[start]

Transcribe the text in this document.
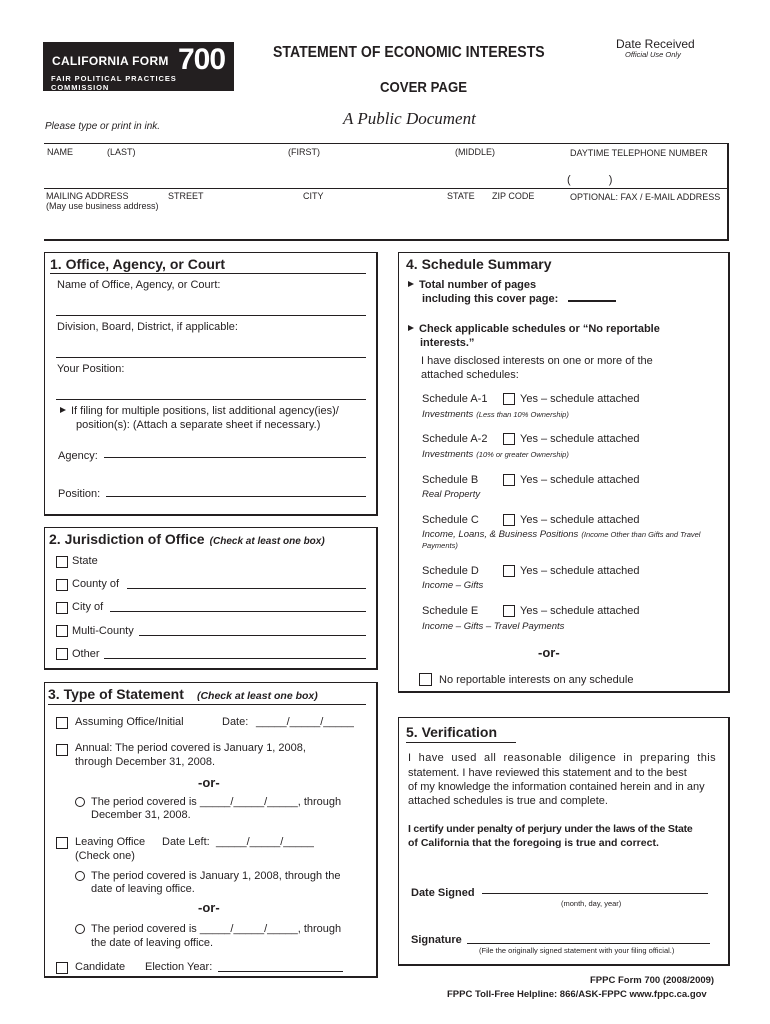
CALIFORNIA FORM 700
FAIR POLITICAL PRACTICES COMMISSION
STATEMENT OF ECONOMIC INTERESTS
COVER PAGE
A Public Document
Date Received
Official Use Only
Please type or print in ink.
NAME	(LAST)	(FIRST)	(MIDDLE)	DAYTIME TELEPHONE NUMBER
(	)
MAILING ADDRESS
(May use business address)
STREET	CITY	STATE ZIP CODE	OPTIONAL: FAX / E-MAIL ADDRESS
1. Office, Agency, or Court
Name of Office, Agency, or Court:
Division, Board, District, if applicable:
Your Position:
If filing for multiple positions, list additional agency(ies)/
position(s): (Attach a separate sheet if necessary.)
Agency:
Position:
2. Jurisdiction of Office (Check at least one box)
State
County of
City of
Multi-County
Other
3. Type of Statement (Check at least one box)
Assuming Office/Initial	Date: _____/_____/_____
Annual: The period covered is January 1, 2008,
through December 31, 2008.
-or-
The period covered is _____/_____/_____, through
December 31, 2008.
Leaving Office Date Left: _____/_____/_____
(Check one)
The period covered is January 1, 2008, through the
date of leaving office.
-or-
The period covered is _____/_____/_____, through
the date of leaving office.
Candidate Election Year:
4. Schedule Summary
Total number of pages
including this cover page:
Check applicable schedules or “No reportable
interests.”
I have disclosed interests on one or more of the
attached schedules:
Schedule A-1	Yes – schedule attached
Investments (Less than 10% Ownership)
Schedule A-2	Yes – schedule attached
Investments (10% or greater Ownership)
Schedule B	Yes – schedule attached
Real Property
Schedule C	Yes – schedule attached
Income, Loans, & Business Positions (Income Other than Gifts and Travel Payments)
Schedule D	Yes – schedule attached
Income – Gifts
Schedule E	Yes – schedule attached
Income – Gifts – Travel Payments
-or-
No reportable interests on any schedule
5. Verification
I have used all reasonable diligence in preparing this
statement. I have reviewed this statement and to the best
of my knowledge the information contained herein and in any
attached schedules is true and complete.
I certify under penalty of perjury under the laws of the State
of California that the foregoing is true and correct.
Date Signed
(month, day, year)
Signature
(File the originally signed statement with your filing official.)
FPPC Form 700 (2008/2009)
FPPC Toll-Free Helpline: 866/ASK-FPPC www.fppc.ca.gov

[end]

THE REQUEST
Say how many lines of the listing above contain "filing", with no other words.

REPLY
2